■ Extracted information:

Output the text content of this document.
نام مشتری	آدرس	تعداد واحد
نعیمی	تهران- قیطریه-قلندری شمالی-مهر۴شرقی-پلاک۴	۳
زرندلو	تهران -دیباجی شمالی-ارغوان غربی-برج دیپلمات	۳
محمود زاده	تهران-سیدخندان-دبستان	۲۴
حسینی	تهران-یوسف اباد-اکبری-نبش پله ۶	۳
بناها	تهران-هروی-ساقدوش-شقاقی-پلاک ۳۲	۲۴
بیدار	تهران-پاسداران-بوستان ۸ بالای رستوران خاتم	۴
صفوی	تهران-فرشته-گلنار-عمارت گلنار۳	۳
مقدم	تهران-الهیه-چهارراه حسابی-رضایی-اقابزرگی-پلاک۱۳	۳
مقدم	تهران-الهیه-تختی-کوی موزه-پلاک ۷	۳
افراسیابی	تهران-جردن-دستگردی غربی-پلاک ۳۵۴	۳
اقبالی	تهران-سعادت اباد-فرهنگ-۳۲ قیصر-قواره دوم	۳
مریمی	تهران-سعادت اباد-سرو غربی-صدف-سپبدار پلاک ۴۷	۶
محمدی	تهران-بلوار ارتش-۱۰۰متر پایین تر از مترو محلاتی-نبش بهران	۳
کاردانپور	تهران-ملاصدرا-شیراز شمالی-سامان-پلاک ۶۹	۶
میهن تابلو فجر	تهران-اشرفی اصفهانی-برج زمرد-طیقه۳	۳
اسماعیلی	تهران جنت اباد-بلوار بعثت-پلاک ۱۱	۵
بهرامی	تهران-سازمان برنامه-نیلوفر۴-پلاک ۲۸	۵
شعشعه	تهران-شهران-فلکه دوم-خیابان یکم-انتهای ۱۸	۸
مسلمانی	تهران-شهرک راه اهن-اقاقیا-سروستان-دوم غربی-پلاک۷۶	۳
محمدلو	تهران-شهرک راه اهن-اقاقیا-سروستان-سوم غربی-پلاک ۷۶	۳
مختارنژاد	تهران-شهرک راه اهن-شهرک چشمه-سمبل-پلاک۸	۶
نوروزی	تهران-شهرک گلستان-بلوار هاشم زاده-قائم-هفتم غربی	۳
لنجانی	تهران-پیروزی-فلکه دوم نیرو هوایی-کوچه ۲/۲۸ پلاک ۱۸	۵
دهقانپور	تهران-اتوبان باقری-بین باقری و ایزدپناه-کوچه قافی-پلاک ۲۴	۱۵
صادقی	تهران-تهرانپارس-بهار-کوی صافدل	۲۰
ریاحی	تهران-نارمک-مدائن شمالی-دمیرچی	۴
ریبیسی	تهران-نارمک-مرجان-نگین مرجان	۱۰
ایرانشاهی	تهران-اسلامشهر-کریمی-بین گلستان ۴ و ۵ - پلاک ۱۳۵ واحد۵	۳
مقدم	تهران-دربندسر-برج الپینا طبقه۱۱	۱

■ Written instruction: Pull out every line of the entries that includes the word "سعادت".

■ Result of the exercise:
اقبالی	تهران-سعادت اباد-فرهنگ-۳۲ قیصر-قواره دوم	۳
مریمی	تهران-سعادت اباد-سرو غربی-صدف-سپبدار پلاک ۴۷	۶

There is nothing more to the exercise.